→ **Requirements**: Determine which lines contain the word "name", then copy those lines.

→ **Input data**:
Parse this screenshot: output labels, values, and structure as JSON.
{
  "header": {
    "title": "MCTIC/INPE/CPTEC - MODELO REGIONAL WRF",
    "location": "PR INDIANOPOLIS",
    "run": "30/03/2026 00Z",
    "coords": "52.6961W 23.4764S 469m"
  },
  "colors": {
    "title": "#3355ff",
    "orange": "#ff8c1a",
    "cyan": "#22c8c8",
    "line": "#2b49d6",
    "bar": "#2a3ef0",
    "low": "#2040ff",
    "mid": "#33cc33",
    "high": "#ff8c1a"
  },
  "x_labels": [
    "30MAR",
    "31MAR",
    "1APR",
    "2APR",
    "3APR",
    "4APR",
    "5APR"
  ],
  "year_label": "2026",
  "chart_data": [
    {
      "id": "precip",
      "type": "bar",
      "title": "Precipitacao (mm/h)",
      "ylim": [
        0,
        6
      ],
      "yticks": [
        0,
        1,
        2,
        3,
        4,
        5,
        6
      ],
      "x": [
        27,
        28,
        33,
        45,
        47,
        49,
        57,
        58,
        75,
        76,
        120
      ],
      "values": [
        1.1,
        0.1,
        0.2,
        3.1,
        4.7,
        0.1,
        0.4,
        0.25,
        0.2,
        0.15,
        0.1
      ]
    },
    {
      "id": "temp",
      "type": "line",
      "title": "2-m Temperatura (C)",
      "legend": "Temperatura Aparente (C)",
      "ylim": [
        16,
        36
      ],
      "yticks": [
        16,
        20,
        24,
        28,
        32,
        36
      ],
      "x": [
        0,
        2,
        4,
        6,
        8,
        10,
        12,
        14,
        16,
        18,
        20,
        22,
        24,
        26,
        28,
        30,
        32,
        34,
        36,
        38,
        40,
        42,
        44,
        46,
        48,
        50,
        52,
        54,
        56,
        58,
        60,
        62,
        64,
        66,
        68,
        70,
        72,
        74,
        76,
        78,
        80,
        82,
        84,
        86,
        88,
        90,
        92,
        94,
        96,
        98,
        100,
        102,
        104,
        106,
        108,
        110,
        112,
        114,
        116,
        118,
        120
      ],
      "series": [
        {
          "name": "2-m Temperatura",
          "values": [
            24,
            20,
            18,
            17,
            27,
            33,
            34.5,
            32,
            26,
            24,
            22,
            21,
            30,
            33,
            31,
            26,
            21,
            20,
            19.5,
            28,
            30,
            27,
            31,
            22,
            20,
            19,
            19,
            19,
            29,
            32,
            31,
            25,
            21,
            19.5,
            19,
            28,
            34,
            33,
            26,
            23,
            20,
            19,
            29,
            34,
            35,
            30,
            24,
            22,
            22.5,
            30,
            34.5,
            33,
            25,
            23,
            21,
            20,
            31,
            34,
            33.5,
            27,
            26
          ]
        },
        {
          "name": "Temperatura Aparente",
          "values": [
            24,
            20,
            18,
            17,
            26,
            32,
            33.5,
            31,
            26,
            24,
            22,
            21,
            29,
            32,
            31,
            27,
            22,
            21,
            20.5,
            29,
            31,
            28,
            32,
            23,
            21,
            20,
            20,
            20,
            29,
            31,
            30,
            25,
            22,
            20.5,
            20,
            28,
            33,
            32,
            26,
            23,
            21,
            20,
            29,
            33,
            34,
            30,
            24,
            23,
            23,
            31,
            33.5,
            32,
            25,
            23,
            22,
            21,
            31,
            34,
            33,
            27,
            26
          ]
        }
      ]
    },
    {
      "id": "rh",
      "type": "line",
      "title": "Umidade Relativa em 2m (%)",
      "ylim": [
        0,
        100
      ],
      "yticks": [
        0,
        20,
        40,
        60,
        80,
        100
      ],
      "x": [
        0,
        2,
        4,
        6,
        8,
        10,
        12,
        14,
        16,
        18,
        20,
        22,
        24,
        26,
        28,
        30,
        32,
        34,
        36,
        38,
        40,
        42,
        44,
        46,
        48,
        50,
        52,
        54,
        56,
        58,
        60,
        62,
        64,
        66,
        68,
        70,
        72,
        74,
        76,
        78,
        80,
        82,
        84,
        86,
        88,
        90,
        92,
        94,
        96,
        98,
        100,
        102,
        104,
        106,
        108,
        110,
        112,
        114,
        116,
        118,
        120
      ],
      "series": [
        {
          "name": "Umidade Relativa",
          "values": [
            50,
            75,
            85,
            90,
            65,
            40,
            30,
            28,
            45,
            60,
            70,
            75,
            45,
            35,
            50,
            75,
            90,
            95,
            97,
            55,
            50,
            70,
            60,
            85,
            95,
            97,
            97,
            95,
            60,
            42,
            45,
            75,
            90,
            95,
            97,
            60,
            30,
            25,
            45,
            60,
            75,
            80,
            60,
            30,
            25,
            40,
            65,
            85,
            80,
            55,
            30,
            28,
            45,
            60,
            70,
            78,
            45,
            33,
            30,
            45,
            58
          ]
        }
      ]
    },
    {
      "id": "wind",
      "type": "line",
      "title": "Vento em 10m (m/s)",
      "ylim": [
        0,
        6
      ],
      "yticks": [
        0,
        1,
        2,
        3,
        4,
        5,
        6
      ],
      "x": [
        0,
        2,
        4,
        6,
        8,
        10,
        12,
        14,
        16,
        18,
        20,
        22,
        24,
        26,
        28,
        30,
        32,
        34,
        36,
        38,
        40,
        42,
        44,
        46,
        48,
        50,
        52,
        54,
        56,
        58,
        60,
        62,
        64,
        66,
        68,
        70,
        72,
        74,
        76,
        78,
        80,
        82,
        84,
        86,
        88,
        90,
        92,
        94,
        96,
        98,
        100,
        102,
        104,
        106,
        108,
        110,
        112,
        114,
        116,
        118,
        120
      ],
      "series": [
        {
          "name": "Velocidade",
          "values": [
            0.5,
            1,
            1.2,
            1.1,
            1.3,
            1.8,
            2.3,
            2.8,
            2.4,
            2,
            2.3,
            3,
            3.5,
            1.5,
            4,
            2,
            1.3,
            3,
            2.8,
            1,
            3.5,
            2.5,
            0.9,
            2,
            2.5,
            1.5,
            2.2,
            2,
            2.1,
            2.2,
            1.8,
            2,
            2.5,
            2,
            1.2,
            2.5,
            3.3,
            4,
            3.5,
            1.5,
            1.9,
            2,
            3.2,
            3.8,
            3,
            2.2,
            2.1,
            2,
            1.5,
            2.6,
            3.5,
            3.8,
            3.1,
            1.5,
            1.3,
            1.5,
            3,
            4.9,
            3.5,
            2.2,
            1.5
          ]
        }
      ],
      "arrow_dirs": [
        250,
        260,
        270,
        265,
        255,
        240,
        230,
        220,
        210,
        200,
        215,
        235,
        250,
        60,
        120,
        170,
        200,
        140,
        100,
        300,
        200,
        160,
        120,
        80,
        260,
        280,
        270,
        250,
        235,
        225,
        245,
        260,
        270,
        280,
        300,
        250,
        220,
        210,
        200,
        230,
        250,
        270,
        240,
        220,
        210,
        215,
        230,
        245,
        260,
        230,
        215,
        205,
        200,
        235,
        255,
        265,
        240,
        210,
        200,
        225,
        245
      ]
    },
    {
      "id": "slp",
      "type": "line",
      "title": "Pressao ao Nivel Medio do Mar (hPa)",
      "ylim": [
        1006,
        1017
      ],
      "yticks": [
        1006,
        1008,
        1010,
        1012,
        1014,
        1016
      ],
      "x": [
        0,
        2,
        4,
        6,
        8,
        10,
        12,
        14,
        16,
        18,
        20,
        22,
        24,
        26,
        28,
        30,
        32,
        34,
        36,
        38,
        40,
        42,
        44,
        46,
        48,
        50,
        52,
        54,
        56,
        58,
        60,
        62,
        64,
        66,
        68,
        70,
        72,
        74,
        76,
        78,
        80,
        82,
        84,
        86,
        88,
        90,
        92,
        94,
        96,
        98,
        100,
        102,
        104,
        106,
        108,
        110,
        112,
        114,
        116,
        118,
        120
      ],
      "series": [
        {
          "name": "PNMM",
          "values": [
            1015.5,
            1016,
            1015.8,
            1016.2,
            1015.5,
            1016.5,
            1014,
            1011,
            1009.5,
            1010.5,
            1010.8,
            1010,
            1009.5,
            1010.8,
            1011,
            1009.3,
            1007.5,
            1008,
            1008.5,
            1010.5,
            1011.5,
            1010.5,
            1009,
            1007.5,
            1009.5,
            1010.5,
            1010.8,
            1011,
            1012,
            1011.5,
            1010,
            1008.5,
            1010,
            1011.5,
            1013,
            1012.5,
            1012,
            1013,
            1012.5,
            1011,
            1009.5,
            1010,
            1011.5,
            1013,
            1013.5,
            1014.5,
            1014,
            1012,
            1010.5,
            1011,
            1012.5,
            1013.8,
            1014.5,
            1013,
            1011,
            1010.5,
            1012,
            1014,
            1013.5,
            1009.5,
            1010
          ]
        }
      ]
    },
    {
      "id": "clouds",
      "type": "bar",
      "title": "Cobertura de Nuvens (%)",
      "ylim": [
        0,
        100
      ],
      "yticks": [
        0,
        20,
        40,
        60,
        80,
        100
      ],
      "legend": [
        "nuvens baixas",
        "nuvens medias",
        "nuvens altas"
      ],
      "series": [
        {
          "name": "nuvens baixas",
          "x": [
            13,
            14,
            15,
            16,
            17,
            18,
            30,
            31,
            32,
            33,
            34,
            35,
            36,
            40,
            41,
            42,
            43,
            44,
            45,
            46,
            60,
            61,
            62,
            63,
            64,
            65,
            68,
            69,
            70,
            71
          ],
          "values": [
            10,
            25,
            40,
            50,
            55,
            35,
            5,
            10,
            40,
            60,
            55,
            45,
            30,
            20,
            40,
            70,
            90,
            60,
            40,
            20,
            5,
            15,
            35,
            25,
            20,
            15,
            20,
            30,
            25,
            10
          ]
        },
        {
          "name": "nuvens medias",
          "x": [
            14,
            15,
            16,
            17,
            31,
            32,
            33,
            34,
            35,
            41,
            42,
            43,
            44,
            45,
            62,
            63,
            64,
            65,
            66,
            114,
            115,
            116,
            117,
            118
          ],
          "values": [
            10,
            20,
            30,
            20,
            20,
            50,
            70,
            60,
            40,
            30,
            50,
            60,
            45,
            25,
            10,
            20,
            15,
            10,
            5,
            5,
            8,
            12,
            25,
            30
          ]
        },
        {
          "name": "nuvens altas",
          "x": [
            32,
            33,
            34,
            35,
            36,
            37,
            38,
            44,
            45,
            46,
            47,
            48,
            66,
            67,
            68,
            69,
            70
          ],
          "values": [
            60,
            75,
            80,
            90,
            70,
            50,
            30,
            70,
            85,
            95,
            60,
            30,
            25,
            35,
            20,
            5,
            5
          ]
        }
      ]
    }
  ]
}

→ **Solution for this exercise**:
          "name": "2-m Temperatura",
          "name": "Temperatura Aparente",
          "name": "Umidade Relativa",
          "name": "Velocidade",
          "name": "PNMM",
          "name": "nuvens baixas",
          "name": "nuvens medias",
          "name": "nuvens altas",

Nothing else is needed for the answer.